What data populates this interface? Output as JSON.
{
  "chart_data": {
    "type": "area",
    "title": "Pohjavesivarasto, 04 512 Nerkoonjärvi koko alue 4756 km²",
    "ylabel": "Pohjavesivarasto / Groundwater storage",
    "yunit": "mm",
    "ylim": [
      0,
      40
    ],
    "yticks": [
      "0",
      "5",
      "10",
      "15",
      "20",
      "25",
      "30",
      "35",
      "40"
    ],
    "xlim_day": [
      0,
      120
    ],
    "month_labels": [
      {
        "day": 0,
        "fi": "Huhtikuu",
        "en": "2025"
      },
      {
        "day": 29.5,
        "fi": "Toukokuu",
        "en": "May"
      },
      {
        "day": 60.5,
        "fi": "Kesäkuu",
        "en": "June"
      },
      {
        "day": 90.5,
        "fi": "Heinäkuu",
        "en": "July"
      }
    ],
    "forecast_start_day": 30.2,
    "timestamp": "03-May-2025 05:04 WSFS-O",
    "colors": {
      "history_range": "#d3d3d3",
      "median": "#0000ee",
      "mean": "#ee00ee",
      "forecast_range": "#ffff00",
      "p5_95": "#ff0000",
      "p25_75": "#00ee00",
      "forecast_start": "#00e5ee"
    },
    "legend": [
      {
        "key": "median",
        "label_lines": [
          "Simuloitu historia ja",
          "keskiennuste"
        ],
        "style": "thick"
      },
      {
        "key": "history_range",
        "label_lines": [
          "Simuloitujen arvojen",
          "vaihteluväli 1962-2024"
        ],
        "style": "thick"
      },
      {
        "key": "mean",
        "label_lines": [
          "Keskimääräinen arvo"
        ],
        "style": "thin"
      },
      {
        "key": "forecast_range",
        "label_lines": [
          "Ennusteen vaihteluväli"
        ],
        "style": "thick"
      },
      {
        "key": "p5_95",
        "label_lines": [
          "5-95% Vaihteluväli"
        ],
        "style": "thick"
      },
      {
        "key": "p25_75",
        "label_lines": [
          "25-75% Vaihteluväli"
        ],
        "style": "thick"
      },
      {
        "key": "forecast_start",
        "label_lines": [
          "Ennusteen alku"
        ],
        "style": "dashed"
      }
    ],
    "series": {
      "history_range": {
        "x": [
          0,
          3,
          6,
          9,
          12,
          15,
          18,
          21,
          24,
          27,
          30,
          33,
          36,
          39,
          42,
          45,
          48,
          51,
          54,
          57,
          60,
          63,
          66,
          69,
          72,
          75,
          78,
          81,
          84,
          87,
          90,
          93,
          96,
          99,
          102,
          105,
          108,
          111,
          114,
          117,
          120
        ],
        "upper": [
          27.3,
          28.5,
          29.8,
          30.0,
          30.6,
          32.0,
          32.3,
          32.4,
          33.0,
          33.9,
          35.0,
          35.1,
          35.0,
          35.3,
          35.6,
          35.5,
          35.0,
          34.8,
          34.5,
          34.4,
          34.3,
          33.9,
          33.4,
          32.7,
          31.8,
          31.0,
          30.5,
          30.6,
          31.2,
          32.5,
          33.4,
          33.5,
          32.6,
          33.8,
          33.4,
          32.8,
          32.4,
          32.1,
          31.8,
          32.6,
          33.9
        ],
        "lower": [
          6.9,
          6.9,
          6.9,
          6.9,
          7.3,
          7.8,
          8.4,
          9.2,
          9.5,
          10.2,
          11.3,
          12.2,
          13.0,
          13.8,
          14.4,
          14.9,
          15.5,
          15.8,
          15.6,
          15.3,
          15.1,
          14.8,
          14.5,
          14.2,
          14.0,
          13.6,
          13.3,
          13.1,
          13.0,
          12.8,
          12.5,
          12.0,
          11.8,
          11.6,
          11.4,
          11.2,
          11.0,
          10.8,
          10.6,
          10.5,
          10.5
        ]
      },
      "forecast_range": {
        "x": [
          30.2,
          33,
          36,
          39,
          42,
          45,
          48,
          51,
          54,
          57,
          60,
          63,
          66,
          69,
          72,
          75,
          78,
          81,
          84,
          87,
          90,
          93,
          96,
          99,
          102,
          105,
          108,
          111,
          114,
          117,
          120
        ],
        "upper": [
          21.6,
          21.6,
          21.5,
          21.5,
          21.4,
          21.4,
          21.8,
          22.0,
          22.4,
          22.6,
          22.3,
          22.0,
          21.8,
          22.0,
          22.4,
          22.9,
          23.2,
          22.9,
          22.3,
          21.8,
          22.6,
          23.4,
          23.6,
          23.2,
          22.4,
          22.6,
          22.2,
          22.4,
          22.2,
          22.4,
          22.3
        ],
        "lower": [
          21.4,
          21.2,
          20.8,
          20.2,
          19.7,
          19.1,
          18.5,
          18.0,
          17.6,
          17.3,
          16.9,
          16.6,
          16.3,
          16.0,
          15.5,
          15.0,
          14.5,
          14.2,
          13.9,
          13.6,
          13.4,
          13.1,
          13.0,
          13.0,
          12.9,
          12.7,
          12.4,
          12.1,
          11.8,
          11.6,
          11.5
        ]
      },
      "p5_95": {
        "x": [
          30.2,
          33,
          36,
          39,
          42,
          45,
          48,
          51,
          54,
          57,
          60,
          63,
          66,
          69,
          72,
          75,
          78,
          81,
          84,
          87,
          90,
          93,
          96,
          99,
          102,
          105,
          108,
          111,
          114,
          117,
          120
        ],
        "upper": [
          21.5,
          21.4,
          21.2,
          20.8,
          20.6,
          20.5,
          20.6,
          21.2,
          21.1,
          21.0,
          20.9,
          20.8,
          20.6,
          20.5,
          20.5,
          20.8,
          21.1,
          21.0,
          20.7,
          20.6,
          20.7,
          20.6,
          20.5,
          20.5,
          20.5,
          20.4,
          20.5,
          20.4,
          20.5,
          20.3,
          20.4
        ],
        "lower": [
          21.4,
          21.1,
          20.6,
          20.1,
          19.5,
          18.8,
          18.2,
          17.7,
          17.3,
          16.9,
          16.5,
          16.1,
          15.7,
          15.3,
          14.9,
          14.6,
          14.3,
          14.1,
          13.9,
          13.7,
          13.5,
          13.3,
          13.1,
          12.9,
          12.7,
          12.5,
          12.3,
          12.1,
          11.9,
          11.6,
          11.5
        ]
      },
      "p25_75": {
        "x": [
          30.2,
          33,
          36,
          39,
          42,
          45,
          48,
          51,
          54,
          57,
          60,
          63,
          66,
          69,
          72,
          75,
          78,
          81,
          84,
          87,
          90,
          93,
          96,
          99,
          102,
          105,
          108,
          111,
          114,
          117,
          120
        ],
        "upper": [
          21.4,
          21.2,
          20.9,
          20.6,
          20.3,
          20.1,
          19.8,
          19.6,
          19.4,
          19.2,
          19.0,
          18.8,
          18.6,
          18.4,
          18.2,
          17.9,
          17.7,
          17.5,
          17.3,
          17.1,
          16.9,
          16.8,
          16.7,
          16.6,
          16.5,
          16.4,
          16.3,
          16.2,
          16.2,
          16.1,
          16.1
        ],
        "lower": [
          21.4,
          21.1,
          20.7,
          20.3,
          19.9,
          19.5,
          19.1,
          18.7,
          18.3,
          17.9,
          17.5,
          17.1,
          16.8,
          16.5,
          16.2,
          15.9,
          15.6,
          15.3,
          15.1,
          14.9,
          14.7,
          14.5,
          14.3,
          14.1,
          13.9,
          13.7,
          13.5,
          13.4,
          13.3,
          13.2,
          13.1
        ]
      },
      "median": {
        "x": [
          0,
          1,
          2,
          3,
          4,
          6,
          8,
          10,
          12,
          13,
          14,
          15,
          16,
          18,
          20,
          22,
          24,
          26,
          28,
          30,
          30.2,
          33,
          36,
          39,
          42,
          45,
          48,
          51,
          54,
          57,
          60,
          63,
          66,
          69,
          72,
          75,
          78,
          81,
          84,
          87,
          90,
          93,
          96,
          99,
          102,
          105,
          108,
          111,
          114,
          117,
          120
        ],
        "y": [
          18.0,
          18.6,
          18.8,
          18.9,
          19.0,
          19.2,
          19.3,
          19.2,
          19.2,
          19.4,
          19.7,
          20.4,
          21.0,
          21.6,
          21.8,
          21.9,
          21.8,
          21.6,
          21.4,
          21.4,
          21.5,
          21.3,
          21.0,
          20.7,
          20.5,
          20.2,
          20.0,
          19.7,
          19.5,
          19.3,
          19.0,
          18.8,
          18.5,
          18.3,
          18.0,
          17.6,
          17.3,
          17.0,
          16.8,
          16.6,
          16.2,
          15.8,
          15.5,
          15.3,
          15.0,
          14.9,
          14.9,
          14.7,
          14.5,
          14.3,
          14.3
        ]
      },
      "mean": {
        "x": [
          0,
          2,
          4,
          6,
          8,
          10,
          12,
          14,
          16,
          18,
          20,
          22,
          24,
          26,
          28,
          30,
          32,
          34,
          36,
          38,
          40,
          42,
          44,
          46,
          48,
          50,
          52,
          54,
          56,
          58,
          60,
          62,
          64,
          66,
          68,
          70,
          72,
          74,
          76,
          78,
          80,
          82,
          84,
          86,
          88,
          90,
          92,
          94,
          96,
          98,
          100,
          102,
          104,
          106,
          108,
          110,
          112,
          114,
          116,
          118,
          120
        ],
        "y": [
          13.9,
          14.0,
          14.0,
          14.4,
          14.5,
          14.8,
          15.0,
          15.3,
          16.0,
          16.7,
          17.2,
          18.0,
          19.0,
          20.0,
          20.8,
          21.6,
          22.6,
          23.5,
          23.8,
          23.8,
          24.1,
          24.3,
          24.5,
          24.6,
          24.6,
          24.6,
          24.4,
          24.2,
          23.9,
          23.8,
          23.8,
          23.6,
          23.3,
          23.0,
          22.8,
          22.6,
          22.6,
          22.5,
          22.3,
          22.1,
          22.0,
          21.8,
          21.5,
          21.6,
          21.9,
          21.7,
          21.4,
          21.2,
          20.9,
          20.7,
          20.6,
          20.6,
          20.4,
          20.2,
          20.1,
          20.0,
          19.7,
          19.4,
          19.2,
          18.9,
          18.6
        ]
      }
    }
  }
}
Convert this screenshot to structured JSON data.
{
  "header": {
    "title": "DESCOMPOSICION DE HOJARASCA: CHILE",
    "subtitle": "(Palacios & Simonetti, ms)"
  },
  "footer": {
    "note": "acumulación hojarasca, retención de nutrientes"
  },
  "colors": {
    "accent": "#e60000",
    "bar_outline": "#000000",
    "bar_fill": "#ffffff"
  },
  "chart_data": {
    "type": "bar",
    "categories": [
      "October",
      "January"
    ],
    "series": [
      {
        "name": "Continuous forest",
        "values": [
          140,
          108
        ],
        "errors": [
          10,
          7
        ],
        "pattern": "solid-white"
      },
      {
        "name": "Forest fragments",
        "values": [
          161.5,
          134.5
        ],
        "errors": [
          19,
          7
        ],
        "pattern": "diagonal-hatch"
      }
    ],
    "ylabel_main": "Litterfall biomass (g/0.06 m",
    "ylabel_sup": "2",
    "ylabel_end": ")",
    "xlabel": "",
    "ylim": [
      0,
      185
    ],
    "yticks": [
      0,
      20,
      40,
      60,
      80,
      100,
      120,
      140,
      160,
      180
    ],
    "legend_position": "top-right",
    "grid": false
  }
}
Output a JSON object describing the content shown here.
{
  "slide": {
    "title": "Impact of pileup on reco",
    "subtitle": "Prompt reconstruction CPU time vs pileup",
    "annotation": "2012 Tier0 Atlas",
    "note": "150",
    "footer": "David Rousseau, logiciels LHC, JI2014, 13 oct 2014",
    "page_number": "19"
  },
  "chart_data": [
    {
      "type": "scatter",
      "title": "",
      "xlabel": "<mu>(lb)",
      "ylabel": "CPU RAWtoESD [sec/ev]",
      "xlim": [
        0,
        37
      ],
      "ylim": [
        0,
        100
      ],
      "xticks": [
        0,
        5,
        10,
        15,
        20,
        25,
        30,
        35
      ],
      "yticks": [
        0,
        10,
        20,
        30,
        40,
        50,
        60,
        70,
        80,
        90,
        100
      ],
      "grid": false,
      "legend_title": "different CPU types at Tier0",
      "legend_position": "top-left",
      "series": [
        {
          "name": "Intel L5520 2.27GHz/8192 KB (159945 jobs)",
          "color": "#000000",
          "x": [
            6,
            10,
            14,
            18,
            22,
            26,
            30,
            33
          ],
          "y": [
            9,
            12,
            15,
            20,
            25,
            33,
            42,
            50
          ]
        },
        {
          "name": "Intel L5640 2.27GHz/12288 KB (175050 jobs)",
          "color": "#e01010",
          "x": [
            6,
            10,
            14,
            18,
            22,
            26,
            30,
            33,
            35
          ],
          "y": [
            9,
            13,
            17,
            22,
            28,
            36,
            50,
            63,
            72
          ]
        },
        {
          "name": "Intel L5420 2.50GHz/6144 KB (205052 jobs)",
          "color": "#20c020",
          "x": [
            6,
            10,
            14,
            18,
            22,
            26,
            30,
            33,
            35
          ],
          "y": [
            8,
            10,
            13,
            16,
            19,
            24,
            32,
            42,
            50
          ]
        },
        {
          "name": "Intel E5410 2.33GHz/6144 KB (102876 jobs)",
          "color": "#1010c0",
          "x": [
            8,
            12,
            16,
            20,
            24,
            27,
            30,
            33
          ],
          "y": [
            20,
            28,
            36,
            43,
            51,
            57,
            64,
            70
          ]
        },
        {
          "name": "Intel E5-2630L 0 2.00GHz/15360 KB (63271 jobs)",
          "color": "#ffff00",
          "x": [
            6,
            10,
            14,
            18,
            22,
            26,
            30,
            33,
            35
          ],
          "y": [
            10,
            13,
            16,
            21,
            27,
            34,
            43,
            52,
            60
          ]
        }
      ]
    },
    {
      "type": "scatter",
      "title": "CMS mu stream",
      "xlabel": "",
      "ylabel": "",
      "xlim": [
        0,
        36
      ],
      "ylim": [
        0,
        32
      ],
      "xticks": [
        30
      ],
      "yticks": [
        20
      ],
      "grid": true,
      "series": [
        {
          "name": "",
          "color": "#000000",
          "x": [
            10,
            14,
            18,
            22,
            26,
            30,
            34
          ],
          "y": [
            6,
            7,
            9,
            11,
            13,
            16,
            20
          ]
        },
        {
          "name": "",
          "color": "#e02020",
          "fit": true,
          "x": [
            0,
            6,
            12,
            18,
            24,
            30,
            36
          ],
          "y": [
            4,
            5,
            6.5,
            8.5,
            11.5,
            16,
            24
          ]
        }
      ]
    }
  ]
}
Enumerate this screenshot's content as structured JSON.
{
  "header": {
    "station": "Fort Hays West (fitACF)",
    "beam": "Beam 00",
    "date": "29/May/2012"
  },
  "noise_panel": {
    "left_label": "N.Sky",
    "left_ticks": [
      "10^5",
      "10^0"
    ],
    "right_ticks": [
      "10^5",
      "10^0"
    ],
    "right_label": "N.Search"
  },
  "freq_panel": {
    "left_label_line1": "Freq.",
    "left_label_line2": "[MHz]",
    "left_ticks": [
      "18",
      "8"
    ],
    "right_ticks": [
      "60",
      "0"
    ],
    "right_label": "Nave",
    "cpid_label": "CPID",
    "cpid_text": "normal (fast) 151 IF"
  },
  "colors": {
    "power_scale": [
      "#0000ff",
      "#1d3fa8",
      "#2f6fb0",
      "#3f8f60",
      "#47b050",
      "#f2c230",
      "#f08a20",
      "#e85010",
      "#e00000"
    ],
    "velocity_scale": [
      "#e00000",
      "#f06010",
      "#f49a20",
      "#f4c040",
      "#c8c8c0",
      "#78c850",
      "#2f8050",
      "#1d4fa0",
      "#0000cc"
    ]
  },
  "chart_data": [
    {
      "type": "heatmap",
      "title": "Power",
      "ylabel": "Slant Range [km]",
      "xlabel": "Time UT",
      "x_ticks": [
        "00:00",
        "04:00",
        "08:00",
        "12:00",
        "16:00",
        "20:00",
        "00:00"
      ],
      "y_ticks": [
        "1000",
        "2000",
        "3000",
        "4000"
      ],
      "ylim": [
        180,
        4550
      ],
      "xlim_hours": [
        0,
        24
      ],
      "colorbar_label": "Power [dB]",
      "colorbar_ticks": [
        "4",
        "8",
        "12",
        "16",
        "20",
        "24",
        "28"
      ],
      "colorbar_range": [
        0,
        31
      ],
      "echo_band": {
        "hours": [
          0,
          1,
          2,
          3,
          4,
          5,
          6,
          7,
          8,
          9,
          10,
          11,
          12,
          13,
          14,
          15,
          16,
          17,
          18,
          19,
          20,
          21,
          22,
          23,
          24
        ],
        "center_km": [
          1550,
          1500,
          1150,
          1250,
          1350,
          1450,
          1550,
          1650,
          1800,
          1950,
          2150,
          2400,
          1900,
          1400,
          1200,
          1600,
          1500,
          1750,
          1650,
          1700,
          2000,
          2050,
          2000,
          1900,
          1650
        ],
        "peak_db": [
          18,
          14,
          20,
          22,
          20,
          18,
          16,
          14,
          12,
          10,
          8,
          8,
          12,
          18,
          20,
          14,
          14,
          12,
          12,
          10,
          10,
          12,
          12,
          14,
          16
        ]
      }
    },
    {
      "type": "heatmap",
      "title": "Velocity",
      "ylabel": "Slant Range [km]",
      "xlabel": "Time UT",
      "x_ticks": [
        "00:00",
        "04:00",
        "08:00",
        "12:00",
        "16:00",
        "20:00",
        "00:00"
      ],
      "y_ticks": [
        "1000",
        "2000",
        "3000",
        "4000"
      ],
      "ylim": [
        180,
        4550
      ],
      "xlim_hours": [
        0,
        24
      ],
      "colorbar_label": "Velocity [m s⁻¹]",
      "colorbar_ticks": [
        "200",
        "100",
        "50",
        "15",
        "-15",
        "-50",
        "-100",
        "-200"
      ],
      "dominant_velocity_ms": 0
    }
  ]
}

Task description. Select all lines in the listing above where the word "JSON" appears, and show them.

Complete answer.
What data populates this interface? Output as JSON.
Convert this screenshot to structured JSON data.
Output a JSON object describing the content shown here.
Enumerate this screenshot's content as structured JSON.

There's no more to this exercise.